ASSIGNED TASK = What you produce should be every line from the data that includes "från".

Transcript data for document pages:
= Beginning of Section =
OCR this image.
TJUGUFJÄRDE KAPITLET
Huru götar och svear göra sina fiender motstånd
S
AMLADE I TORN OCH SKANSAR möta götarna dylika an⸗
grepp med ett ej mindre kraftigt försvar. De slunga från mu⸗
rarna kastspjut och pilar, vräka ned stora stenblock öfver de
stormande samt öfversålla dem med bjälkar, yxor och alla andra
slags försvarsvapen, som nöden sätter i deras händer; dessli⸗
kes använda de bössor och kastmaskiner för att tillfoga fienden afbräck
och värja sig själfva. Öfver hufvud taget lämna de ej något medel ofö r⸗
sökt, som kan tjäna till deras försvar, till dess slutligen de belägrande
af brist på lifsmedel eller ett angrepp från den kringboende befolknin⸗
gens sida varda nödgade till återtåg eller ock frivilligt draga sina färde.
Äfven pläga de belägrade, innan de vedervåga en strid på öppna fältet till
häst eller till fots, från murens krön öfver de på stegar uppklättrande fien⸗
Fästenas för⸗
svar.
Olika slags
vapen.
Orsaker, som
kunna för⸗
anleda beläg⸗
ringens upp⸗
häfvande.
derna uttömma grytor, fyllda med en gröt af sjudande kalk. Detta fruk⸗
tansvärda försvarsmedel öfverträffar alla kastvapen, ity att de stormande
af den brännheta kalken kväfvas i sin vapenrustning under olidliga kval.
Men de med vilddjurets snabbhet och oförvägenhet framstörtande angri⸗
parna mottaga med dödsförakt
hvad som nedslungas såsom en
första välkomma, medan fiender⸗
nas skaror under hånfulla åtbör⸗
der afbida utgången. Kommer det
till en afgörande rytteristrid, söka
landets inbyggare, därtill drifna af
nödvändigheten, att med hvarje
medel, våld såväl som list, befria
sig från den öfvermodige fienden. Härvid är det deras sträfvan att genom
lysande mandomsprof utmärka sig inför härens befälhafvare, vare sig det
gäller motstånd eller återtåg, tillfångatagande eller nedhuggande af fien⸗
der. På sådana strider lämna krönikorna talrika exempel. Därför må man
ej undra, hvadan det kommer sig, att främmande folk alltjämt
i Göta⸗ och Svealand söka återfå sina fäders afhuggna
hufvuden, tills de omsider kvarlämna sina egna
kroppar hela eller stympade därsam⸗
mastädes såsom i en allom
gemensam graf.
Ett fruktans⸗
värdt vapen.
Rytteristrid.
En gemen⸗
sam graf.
= End of Section =
ANSWER BOX =
grepp med ett ej mindre kraftigt försvar. De slunga från mu⸗
af brist på lifsmedel eller ett angrepp från den kringboende befolknin⸗
häst eller till fots, från murens krön öfver de på stegar uppklättrande fien⸗
sig från den öfvermodige fienden. Härvid är det deras sträfvan att genom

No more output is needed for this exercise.